■ **TASK BRIEF**:
Repeat each line word for word.
■ ■ ■ ■ ■ ■ ■
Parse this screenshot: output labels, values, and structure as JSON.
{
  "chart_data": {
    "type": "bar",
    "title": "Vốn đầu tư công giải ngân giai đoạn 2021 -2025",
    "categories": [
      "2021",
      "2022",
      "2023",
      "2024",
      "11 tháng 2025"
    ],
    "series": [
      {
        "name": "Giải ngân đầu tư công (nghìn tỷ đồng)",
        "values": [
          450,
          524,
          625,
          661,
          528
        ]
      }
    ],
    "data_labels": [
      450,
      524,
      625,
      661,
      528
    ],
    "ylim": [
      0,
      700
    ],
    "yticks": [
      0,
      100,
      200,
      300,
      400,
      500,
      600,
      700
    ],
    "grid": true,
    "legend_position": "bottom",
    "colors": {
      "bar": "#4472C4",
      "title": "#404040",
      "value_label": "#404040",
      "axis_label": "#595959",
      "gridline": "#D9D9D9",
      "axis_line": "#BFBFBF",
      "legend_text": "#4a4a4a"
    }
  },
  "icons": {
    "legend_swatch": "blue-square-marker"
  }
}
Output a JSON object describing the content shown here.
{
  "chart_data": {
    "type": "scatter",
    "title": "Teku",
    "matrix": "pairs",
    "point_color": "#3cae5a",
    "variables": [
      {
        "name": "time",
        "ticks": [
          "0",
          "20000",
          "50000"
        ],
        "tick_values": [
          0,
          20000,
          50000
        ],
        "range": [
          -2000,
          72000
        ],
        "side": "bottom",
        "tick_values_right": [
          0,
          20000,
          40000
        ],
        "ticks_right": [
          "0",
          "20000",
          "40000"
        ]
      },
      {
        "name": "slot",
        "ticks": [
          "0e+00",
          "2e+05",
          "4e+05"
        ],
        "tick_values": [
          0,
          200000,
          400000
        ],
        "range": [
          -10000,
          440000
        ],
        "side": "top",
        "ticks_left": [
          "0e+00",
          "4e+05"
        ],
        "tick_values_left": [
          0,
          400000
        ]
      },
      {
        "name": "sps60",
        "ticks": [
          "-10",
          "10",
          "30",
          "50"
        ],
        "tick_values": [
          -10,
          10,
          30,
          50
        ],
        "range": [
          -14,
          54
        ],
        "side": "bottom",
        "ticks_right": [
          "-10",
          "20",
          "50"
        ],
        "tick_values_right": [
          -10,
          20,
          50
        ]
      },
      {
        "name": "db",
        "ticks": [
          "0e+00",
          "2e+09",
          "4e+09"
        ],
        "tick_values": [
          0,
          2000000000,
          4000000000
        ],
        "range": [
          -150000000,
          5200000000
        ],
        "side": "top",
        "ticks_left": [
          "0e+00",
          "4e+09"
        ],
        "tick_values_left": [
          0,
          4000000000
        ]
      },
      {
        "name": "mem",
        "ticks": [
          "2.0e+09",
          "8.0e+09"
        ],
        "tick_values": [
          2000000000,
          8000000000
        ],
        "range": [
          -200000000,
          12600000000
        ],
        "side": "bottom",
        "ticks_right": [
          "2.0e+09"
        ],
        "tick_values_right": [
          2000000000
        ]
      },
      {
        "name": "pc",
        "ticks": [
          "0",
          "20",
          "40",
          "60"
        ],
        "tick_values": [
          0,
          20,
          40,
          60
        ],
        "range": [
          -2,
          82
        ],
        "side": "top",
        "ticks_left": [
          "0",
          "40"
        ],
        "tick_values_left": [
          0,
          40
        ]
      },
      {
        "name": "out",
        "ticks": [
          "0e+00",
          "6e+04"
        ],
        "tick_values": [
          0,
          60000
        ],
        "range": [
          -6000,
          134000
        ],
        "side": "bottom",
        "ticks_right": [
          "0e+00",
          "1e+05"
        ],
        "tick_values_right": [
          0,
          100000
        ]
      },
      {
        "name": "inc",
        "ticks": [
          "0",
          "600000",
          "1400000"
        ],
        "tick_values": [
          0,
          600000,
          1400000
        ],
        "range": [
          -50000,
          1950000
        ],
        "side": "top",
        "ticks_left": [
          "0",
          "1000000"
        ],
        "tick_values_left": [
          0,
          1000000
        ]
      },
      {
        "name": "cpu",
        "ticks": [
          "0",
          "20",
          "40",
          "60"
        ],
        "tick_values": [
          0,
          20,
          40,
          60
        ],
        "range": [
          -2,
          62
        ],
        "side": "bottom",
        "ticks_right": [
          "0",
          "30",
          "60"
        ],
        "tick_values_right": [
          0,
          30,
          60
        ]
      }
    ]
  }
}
■ ■ ■ ■ ■ ■ ■
■ **OUTPUT OF THE EXERCISE**:
Parse this screenshot: output labels, values, and structure as JSON.
{
  "chart_data": {
    "type": "bar",
    "title": "Vốn đầu tư công giải ngân giai đoạn 2021 -2025",
    "categories": [
      "2021",
      "2022",
      "2023",
      "2024",
      "11 tháng 2025"
    ],
    "series": [
      {
        "name": "Giải ngân đầu tư công (nghìn tỷ đồng)",
        "values": [
          450,
          524,
          625,
          661,
          528
        ]
      }
    ],
    "data_labels": [
      450,
      524,
      625,
      661,
      528
    ],
    "ylim": [
      0,
      700
    ],
    "yticks": [
      0,
      100,
      200,
      300,
      400,
      500,
      600,
      700
    ],
    "grid": true,
    "legend_position": "bottom",
    "colors": {
      "bar": "#4472C4",
      "title": "#404040",
      "value_label": "#404040",
      "axis_label": "#595959",
      "gridline": "#D9D9D9",
      "axis_line": "#BFBFBF",
      "legend_text": "#4a4a4a"
    }
  },
  "icons": {
    "legend_swatch": "blue-square-marker"
  }
}
Output a JSON object describing the content shown here.
{
  "chart_data": {
    "type": "scatter",
    "title": "Teku",
    "matrix": "pairs",
    "point_color": "#3cae5a",
    "variables": [
      {
        "name": "time",
        "ticks": [
          "0",
          "20000",
          "50000"
        ],
        "tick_values": [
          0,
          20000,
          50000
        ],
        "range": [
          -2000,
          72000
        ],
        "side": "bottom",
        "tick_values_right": [
          0,
          20000,
          40000
        ],
        "ticks_right": [
          "0",
          "20000",
          "40000"
        ]
      },
      {
        "name": "slot",
        "ticks": [
          "0e+00",
          "2e+05",
          "4e+05"
        ],
        "tick_values": [
          0,
          200000,
          400000
        ],
        "range": [
          -10000,
          440000
        ],
        "side": "top",
        "ticks_left": [
          "0e+00",
          "4e+05"
        ],
        "tick_values_left": [
          0,
          400000
        ]
      },
      {
        "name": "sps60",
        "ticks": [
          "-10",
          "10",
          "30",
          "50"
        ],
        "tick_values": [
          -10,
          10,
          30,
          50
        ],
        "range": [
          -14,
          54
        ],
        "side": "bottom",
        "ticks_right": [
          "-10",
          "20",
          "50"
        ],
        "tick_values_right": [
          -10,
          20,
          50
        ]
      },
      {
        "name": "db",
        "ticks": [
          "0e+00",
          "2e+09",
          "4e+09"
        ],
        "tick_values": [
          0,
          2000000000,
          4000000000
        ],
        "range": [
          -150000000,
          5200000000
        ],
        "side": "top",
        "ticks_left": [
          "0e+00",
          "4e+09"
        ],
        "tick_values_left": [
          0,
          4000000000
        ]
      },
      {
        "name": "mem",
        "ticks": [
          "2.0e+09",
          "8.0e+09"
        ],
        "tick_values": [
          2000000000,
          8000000000
        ],
        "range": [
          -200000000,
          12600000000
        ],
        "side": "bottom",
        "ticks_right": [
          "2.0e+09"
        ],
        "tick_values_right": [
          2000000000
        ]
      },
      {
        "name": "pc",
        "ticks": [
          "0",
          "20",
          "40",
          "60"
        ],
        "tick_values": [
          0,
          20,
          40,
          60
        ],
        "range": [
          -2,
          82
        ],
        "side": "top",
        "ticks_left": [
          "0",
          "40"
        ],
        "tick_values_left": [
          0,
          40
        ]
      },
      {
        "name": "out",
        "ticks": [
          "0e+00",
          "6e+04"
        ],
        "tick_values": [
          0,
          60000
        ],
        "range": [
          -6000,
          134000
        ],
        "side": "bottom",
        "ticks_right": [
          "0e+00",
          "1e+05"
        ],
        "tick_values_right": [
          0,
          100000
        ]
      },
      {
        "name": "inc",
        "ticks": [
          "0",
          "600000",
          "1400000"
        ],
        "tick_values": [
          0,
          600000,
          1400000
        ],
        "range": [
          -50000,
          1950000
        ],
        "side": "top",
        "ticks_left": [
          "0",
          "1000000"
        ],
        "tick_values_left": [
          0,
          1000000
        ]
      },
      {
        "name": "cpu",
        "ticks": [
          "0",
          "20",
          "40",
          "60"
        ],
        "tick_values": [
          0,
          20,
          40,
          60
        ],
        "range": [
          -2,
          62
        ],
        "side": "bottom",
        "ticks_right": [
          "0",
          "30",
          "60"
        ],
        "tick_values_right": [
          0,
          30,
          60
        ]
      }
    ]
  }
}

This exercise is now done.